[Aim of the exercise]
Please print every record below exactly as it appears.

[Figure collection entries]
"""
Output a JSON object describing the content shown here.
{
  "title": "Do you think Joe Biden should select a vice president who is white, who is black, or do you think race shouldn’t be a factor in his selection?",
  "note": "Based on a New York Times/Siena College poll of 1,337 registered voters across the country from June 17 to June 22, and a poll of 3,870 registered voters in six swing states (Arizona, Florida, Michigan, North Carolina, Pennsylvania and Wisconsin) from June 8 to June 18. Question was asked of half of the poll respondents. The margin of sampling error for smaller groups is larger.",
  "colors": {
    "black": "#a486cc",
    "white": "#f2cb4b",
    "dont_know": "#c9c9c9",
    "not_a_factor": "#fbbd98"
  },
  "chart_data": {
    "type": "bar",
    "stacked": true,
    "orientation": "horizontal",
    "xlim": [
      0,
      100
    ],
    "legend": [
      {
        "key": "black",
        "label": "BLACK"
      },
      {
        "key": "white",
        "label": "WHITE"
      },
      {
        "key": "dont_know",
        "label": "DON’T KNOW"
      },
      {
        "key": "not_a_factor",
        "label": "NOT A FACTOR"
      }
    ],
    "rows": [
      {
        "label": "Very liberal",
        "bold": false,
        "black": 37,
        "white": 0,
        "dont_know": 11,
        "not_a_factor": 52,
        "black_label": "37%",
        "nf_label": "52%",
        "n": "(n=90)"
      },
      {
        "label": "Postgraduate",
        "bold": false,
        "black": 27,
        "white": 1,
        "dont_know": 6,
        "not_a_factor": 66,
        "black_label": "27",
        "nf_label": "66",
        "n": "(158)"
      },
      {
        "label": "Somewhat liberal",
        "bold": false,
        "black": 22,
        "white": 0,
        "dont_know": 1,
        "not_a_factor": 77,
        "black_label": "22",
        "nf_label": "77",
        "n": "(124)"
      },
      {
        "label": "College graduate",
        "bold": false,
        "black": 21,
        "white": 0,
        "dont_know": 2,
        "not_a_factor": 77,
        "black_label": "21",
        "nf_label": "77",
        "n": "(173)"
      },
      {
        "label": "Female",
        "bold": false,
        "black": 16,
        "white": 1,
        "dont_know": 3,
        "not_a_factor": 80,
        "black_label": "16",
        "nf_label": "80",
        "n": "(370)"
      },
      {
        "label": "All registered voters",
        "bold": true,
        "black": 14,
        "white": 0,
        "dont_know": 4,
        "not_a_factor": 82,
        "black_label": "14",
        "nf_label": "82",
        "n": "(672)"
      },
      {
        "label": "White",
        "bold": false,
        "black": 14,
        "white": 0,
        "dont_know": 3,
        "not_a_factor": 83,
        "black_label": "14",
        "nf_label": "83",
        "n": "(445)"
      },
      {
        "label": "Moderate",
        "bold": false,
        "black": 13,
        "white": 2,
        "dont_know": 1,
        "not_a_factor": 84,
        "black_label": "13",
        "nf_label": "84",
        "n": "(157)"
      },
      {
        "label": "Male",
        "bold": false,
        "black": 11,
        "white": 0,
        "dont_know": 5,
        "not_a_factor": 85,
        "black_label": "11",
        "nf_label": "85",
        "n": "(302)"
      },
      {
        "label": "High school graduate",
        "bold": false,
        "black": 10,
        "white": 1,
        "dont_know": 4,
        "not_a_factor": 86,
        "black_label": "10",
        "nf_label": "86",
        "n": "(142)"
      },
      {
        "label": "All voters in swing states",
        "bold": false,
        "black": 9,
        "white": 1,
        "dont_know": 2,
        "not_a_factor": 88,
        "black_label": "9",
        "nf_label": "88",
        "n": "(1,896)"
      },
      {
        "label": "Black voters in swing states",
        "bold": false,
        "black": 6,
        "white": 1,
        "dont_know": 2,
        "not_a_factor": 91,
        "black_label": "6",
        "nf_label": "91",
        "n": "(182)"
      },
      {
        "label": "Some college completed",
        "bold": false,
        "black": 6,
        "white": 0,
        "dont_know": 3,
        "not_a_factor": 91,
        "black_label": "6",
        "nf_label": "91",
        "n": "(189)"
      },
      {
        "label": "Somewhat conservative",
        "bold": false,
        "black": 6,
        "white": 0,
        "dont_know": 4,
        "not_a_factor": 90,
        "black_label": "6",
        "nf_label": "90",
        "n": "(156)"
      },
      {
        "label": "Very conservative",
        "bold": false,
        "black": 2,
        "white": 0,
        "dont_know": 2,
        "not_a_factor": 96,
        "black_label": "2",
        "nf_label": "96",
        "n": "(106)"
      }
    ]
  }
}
"""
[Correct answer]
Output a JSON object describing the content shown here.
{
  "title": "Do you think Joe Biden should select a vice president who is white, who is black, or do you think race shouldn’t be a factor in his selection?",
  "note": "Based on a New York Times/Siena College poll of 1,337 registered voters across the country from June 17 to June 22, and a poll of 3,870 registered voters in six swing states (Arizona, Florida, Michigan, North Carolina, Pennsylvania and Wisconsin) from June 8 to June 18. Question was asked of half of the poll respondents. The margin of sampling error for smaller groups is larger.",
  "colors": {
    "black": "#a486cc",
    "white": "#f2cb4b",
    "dont_know": "#c9c9c9",
    "not_a_factor": "#fbbd98"
  },
  "chart_data": {
    "type": "bar",
    "stacked": true,
    "orientation": "horizontal",
    "xlim": [
      0,
      100
    ],
    "legend": [
      {
        "key": "black",
        "label": "BLACK"
      },
      {
        "key": "white",
        "label": "WHITE"
      },
      {
        "key": "dont_know",
        "label": "DON’T KNOW"
      },
      {
        "key": "not_a_factor",
        "label": "NOT A FACTOR"
      }
    ],
    "rows": [
      {
        "label": "Very liberal",
        "bold": false,
        "black": 37,
        "white": 0,
        "dont_know": 11,
        "not_a_factor": 52,
        "black_label": "37%",
        "nf_label": "52%",
        "n": "(n=90)"
      },
      {
        "label": "Postgraduate",
        "bold": false,
        "black": 27,
        "white": 1,
        "dont_know": 6,
        "not_a_factor": 66,
        "black_label": "27",
        "nf_label": "66",
        "n": "(158)"
      },
      {
        "label": "Somewhat liberal",
        "bold": false,
        "black": 22,
        "white": 0,
        "dont_know": 1,
        "not_a_factor": 77,
        "black_label": "22",
        "nf_label": "77",
        "n": "(124)"
      },
      {
        "label": "College graduate",
        "bold": false,
        "black": 21,
        "white": 0,
        "dont_know": 2,
        "not_a_factor": 77,
        "black_label": "21",
        "nf_label": "77",
        "n": "(173)"
      },
      {
        "label": "Female",
        "bold": false,
        "black": 16,
        "white": 1,
        "dont_know": 3,
        "not_a_factor": 80,
        "black_label": "16",
        "nf_label": "80",
        "n": "(370)"
      },
      {
        "label": "All registered voters",
        "bold": true,
        "black": 14,
        "white": 0,
        "dont_know": 4,
        "not_a_factor": 82,
        "black_label": "14",
        "nf_label": "82",
        "n": "(672)"
      },
      {
        "label": "White",
        "bold": false,
        "black": 14,
        "white": 0,
        "dont_know": 3,
        "not_a_factor": 83,
        "black_label": "14",
        "nf_label": "83",
        "n": "(445)"
      },
      {
        "label": "Moderate",
        "bold": false,
        "black": 13,
        "white": 2,
        "dont_know": 1,
        "not_a_factor": 84,
        "black_label": "13",
        "nf_label": "84",
        "n": "(157)"
      },
      {
        "label": "Male",
        "bold": false,
        "black": 11,
        "white": 0,
        "dont_know": 5,
        "not_a_factor": 85,
        "black_label": "11",
        "nf_label": "85",
        "n": "(302)"
      },
      {
        "label": "High school graduate",
        "bold": false,
        "black": 10,
        "white": 1,
        "dont_know": 4,
        "not_a_factor": 86,
        "black_label": "10",
        "nf_label": "86",
        "n": "(142)"
      },
      {
        "label": "All voters in swing states",
        "bold": false,
        "black": 9,
        "white": 1,
        "dont_know": 2,
        "not_a_factor": 88,
        "black_label": "9",
        "nf_label": "88",
        "n": "(1,896)"
      },
      {
        "label": "Black voters in swing states",
        "bold": false,
        "black": 6,
        "white": 1,
        "dont_know": 2,
        "not_a_factor": 91,
        "black_label": "6",
        "nf_label": "91",
        "n": "(182)"
      },
      {
        "label": "Some college completed",
        "bold": false,
        "black": 6,
        "white": 0,
        "dont_know": 3,
        "not_a_factor": 91,
        "black_label": "6",
        "nf_label": "91",
        "n": "(189)"
      },
      {
        "label": "Somewhat conservative",
        "bold": false,
        "black": 6,
        "white": 0,
        "dont_know": 4,
        "not_a_factor": 90,
        "black_label": "6",
        "nf_label": "90",
        "n": "(156)"
      },
      {
        "label": "Very conservative",
        "bold": false,
        "black": 2,
        "white": 0,
        "dont_know": 2,
        "not_a_factor": 96,
        "black_label": "2",
        "nf_label": "96",
        "n": "(106)"
      }
    ]
  }
}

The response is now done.